> [Short task]:
Please rewrite the material starting at the line that contains "Patent image size: (1353, 1148)." and continuing through its last line, swapping "conventional" for "standard" and leaving everything else unchanged.

________________________________________

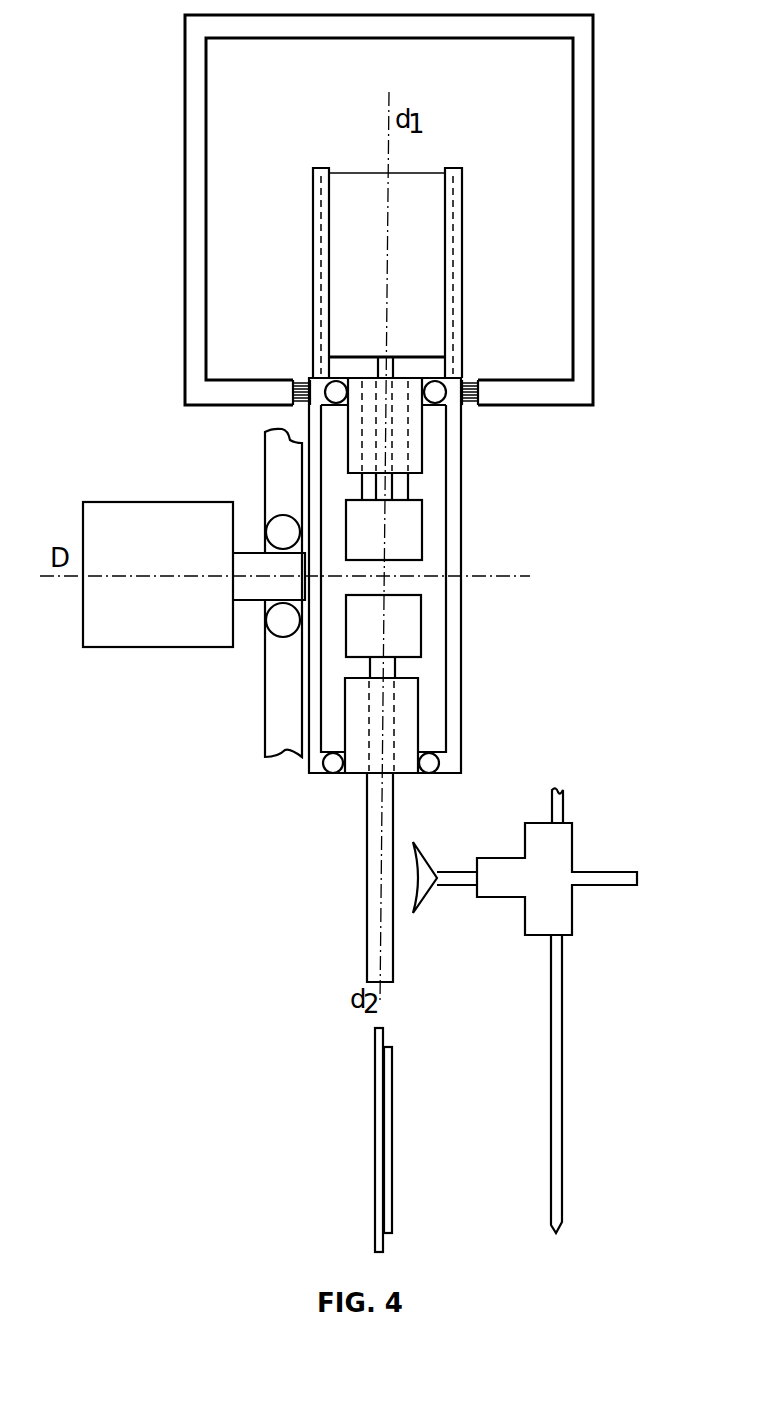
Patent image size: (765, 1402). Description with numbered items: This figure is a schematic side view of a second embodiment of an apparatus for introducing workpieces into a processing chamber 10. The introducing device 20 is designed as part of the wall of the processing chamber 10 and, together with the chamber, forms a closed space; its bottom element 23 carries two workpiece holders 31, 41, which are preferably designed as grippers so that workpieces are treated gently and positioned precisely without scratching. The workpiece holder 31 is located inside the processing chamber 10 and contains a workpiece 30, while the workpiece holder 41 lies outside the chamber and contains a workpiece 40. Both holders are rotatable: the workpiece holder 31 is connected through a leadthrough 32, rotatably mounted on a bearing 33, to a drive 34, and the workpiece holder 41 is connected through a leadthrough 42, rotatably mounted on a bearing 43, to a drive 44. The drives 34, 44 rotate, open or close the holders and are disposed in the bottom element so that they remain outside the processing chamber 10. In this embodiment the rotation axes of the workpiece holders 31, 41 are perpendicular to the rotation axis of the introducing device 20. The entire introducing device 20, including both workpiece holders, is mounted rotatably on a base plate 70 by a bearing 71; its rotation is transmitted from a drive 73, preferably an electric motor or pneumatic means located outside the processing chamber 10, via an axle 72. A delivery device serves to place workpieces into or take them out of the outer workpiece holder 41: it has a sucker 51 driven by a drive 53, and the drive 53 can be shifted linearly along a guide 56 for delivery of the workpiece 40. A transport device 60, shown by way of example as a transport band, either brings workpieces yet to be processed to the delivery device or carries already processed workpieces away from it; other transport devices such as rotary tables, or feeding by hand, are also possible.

The processing chamber 10 is at (188, 93).
The introducing device 20 is at (428, 614).
The bottom element 23 is at (455, 605).
The workpiece 30 is at (350, 223).
The workpiece holder 31 is at (318, 360).
The leadthrough 32 is at (413, 458).
The bearing 33 is at (442, 408).
The drive 34 is at (410, 528).
The workpiece 40 is at (385, 1205).
The workpiece holder 41 is at (375, 840).
The leadthrough 42 is at (362, 747).
The bearing 43 is at (435, 762).
The drive 44 is at (408, 632).
The suction device 51 is at (452, 878).
The drive 53 is at (558, 907).
The guide 56 is at (552, 1043).
The transport device 60 is at (378, 1133).
The base plate 70 is at (283, 713).
The bearing 71 is at (282, 528).
The axle 72 is at (255, 583).
The drive 73 is at (147, 600).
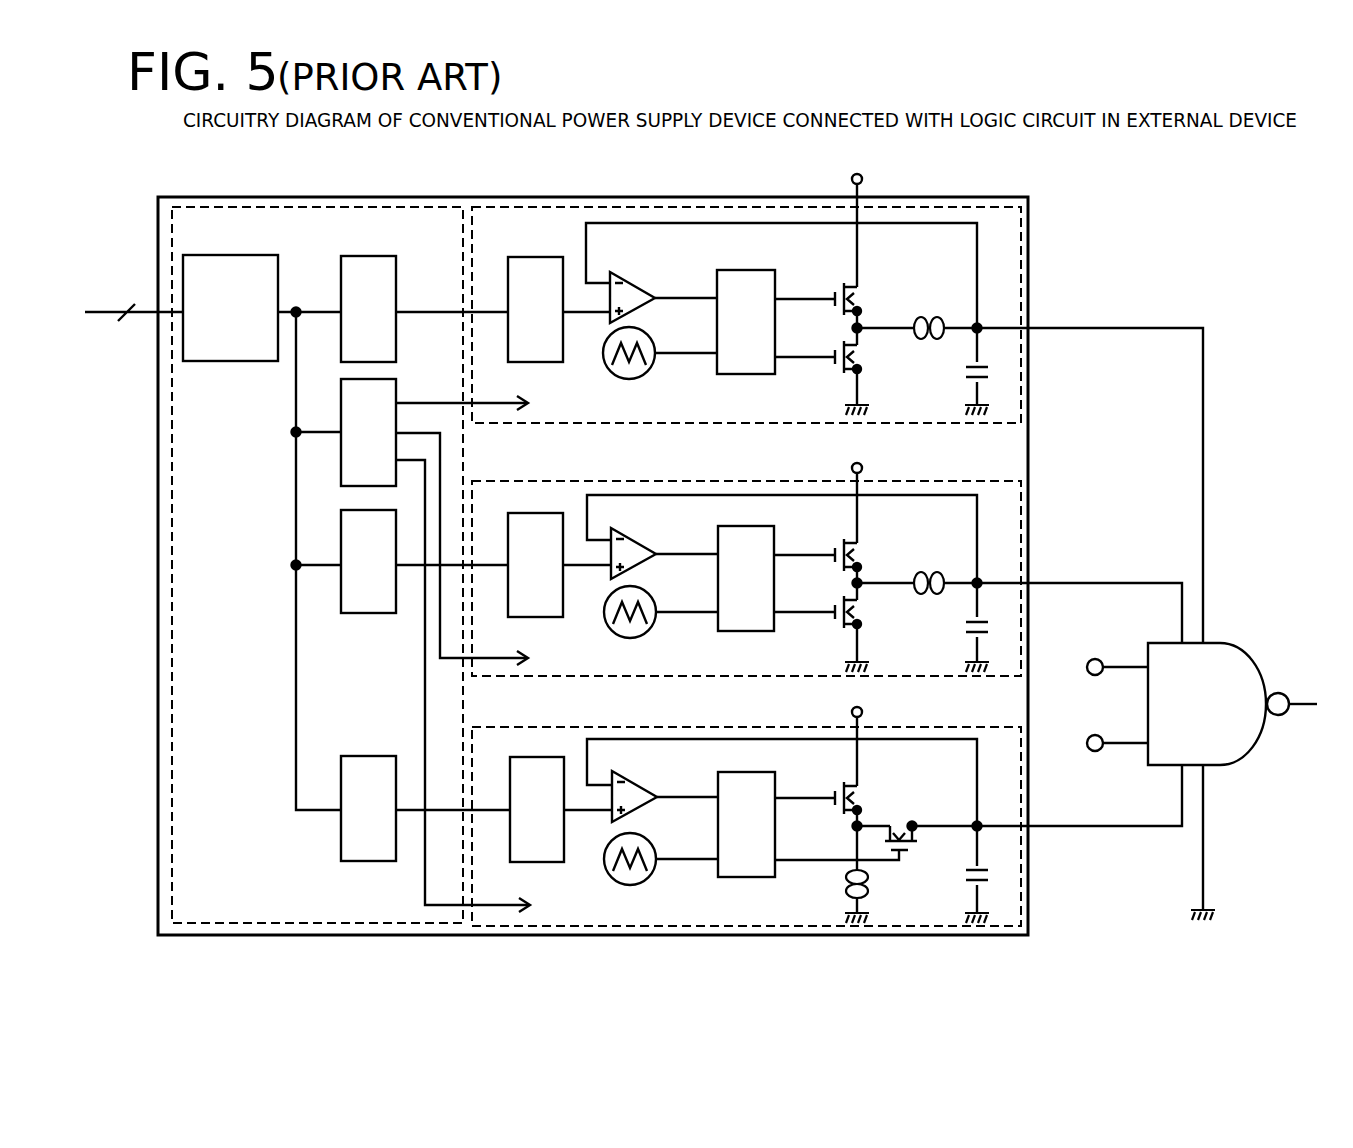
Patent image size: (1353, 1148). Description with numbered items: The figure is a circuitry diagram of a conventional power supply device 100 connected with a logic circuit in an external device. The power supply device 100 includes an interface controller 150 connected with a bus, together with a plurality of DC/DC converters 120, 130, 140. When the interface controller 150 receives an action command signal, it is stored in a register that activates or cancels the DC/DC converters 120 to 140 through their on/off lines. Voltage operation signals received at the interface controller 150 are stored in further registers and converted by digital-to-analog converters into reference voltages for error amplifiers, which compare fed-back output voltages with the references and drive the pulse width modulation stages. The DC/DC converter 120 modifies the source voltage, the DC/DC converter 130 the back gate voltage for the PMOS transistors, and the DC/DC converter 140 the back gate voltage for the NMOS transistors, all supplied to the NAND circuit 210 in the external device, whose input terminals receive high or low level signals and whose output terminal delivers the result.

The power supply device 100 is at (953, 188).
The DC/DC converter 120 is at (1022, 232).
The DC/DC converter 130 is at (1024, 491).
The DC/DC converter 140 is at (1022, 881).
The interface controller 150 is at (226, 255).
The NAND circuit 210 is at (1215, 637).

________________________________________

> [Written answer]:
Patent image size: (1353, 1148). Description with numbered items: The figure is a circuitry diagram of a standard power supply device 100 connected with a logic circuit in an external device. The power supply device 100 includes an interface controller 150 connected with a bus, together with a plurality of DC/DC converters 120, 130, 140. When the interface controller 150 receives an action command signal, it is stored in a register that activates or cancels the DC/DC converters 120 to 140 through their on/off lines. Voltage operation signals received at the interface controller 150 are stored in further registers and converted by digital-to-analog converters into reference voltages for error amplifiers, which compare fed-back output voltages with the references and drive the pulse width modulation stages. The DC/DC converter 120 modifies the source voltage, the DC/DC converter 130 the back gate voltage for the PMOS transistors, and the DC/DC converter 140 the back gate voltage for the NMOS transistors, all supplied to the NAND circuit 210 in the external device, whose input terminals receive high or low level signals and whose output terminal delivers the result.

The power supply device 100 is at (953, 188).
The DC/DC converter 120 is at (1022, 232).
The DC/DC converter 130 is at (1024, 491).
The DC/DC converter 140 is at (1022, 881).
The interface controller 150 is at (226, 255).
The NAND circuit 210 is at (1215, 637).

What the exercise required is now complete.